What is expected | Tally the lines containing "online" and report the number alone.

Dataset |
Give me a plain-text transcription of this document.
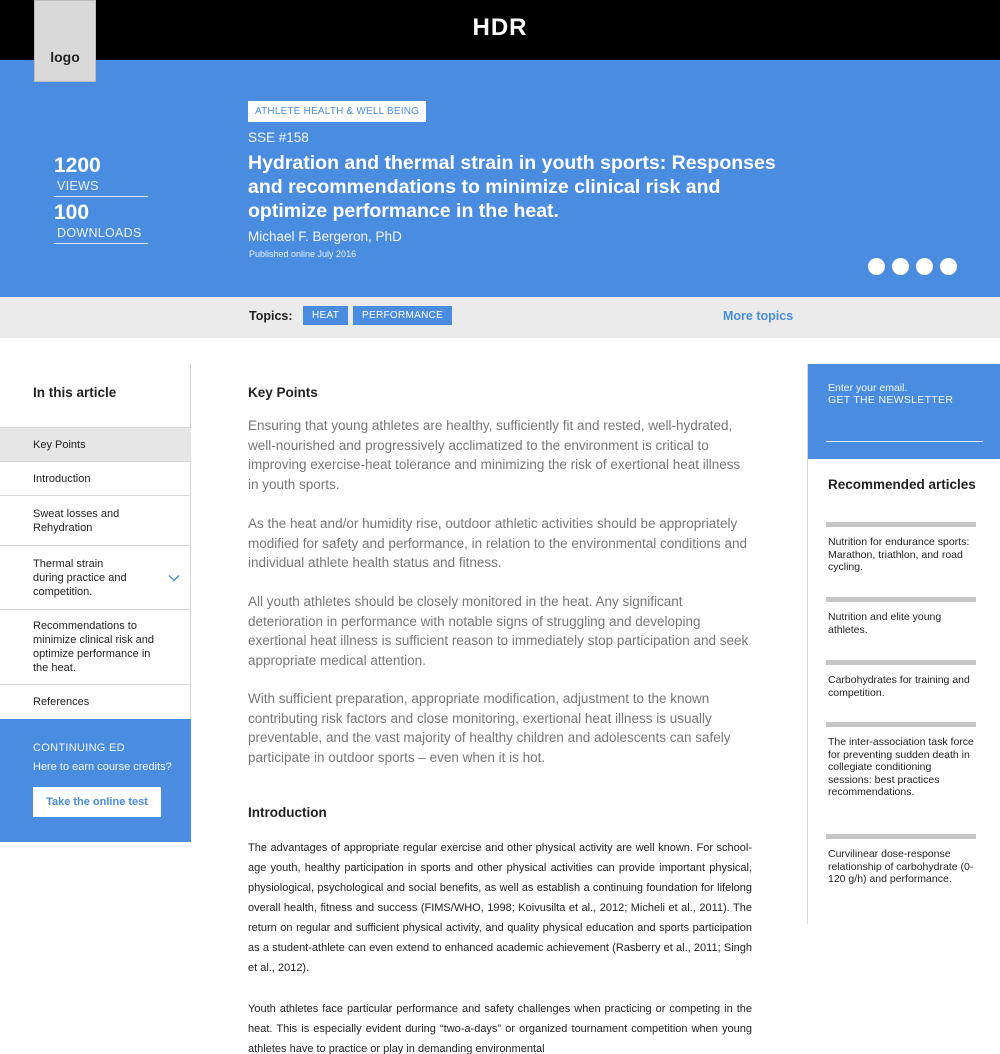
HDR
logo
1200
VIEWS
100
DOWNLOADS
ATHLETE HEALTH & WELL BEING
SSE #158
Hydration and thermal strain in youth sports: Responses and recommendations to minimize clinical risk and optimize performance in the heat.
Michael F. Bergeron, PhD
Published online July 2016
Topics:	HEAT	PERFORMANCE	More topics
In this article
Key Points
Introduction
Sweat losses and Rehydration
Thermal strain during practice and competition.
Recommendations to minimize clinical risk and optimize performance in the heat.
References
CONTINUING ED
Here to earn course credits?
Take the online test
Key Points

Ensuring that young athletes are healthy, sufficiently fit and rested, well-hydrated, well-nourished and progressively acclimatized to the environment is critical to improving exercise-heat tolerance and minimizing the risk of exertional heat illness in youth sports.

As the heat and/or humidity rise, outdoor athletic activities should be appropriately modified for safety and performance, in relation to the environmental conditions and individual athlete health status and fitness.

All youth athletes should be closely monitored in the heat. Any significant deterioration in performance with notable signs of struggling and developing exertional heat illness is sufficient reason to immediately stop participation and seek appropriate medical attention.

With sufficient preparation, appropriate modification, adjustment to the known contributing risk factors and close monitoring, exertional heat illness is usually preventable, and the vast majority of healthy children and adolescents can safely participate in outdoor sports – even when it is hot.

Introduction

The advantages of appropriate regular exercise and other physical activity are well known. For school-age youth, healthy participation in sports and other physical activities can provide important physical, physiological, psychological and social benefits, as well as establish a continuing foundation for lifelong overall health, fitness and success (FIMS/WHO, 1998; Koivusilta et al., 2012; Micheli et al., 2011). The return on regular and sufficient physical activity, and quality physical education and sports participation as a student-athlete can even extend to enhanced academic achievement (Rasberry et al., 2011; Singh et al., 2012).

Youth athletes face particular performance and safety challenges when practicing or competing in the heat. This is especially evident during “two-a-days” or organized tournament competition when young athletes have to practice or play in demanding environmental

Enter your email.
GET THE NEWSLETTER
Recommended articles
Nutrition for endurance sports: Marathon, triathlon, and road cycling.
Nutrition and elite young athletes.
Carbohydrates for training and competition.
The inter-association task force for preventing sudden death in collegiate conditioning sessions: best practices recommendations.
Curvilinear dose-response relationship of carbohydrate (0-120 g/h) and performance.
==
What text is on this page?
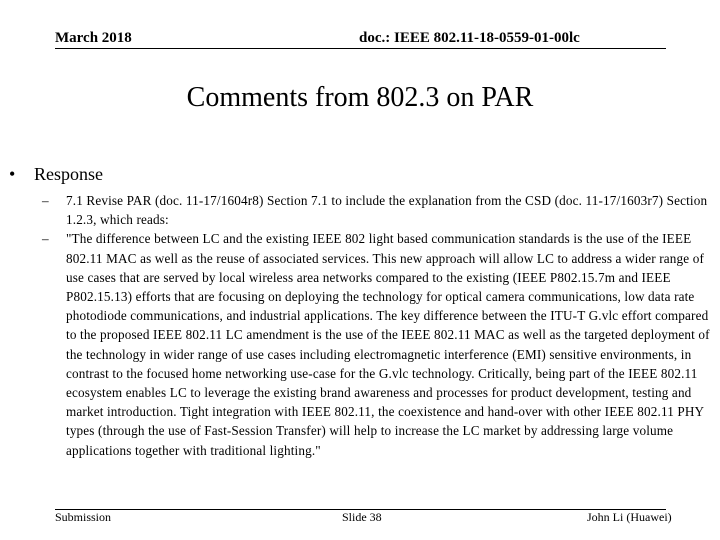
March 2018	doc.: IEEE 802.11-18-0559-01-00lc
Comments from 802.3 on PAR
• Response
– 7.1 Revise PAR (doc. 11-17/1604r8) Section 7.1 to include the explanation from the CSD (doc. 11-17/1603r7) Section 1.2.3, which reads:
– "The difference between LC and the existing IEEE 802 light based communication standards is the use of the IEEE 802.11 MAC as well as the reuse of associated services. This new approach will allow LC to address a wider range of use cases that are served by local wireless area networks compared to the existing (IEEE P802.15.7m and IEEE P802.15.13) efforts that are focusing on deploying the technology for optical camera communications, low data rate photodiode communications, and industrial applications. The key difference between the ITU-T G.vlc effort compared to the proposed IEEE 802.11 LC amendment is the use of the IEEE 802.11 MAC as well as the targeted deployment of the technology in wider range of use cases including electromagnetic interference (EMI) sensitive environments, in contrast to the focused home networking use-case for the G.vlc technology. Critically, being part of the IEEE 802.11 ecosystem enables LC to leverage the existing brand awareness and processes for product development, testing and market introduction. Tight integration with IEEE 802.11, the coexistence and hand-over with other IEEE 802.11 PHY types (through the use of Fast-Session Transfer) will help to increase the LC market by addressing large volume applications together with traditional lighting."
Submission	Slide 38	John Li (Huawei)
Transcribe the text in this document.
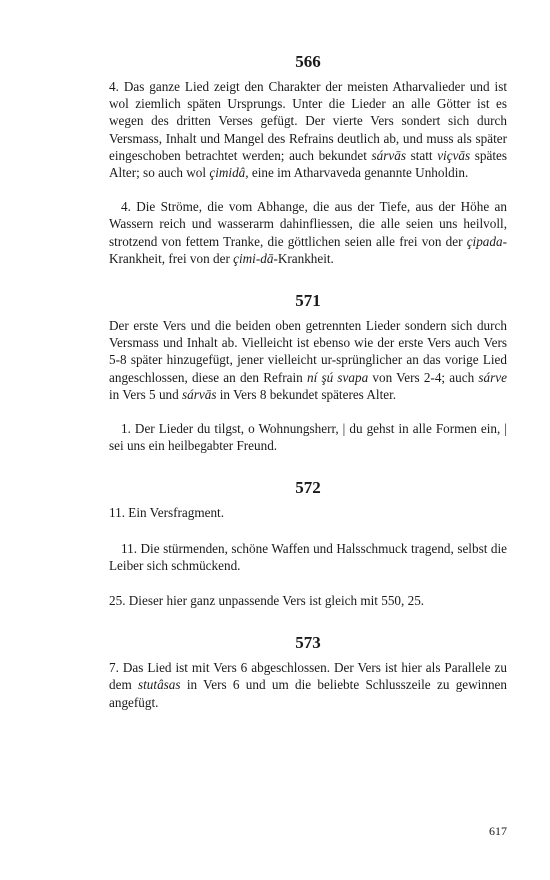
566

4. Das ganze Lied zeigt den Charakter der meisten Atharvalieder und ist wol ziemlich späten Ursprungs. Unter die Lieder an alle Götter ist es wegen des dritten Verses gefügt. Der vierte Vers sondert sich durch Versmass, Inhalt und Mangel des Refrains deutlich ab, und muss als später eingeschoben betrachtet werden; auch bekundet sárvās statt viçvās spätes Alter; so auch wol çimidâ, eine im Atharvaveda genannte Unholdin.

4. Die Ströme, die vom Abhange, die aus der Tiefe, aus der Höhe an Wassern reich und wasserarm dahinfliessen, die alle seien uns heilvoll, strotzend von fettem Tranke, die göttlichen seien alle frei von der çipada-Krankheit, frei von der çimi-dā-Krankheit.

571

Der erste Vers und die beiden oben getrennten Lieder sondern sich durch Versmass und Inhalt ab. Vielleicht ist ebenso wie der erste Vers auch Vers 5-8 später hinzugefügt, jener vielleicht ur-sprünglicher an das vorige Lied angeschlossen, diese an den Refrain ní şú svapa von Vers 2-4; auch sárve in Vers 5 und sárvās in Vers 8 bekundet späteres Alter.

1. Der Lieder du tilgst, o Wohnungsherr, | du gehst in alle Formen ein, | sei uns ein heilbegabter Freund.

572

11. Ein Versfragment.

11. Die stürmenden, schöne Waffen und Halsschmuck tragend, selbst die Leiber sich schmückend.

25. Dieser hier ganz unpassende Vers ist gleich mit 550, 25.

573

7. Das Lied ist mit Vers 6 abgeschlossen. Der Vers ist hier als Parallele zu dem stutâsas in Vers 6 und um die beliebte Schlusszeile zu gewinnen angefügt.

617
==
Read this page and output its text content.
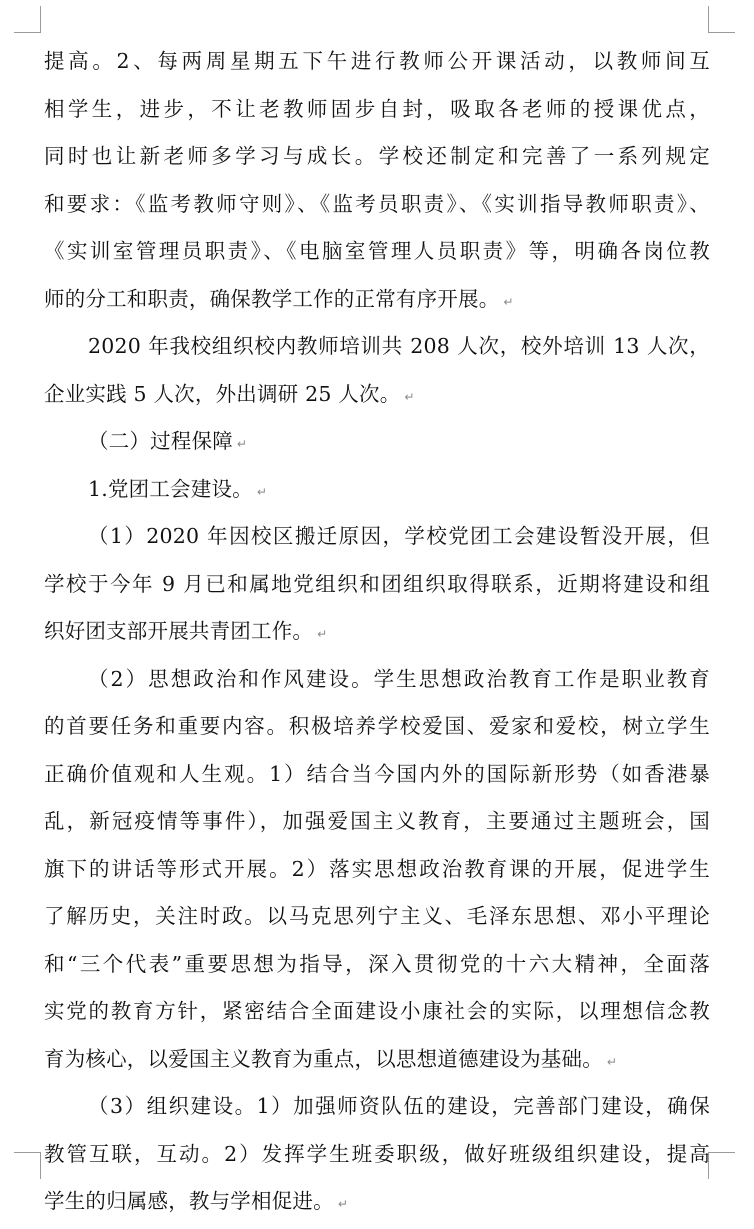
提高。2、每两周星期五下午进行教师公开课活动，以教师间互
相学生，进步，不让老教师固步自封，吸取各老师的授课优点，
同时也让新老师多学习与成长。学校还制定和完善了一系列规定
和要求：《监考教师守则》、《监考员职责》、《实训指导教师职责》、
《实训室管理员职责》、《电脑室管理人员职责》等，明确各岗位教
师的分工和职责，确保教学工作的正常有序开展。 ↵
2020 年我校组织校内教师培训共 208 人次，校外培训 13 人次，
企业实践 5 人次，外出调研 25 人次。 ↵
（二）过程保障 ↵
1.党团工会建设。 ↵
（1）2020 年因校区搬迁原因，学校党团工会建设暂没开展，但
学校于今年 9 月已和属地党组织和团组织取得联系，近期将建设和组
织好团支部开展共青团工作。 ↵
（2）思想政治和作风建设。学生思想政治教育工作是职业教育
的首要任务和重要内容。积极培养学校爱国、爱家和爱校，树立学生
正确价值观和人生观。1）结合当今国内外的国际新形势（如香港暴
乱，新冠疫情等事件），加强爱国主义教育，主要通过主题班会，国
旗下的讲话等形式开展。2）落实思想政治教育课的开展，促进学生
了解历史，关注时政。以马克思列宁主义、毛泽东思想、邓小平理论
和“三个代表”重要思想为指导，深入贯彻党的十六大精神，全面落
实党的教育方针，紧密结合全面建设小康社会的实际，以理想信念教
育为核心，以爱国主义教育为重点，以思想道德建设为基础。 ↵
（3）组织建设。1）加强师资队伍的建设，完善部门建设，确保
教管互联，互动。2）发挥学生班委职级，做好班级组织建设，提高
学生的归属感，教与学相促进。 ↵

Response to this task | 2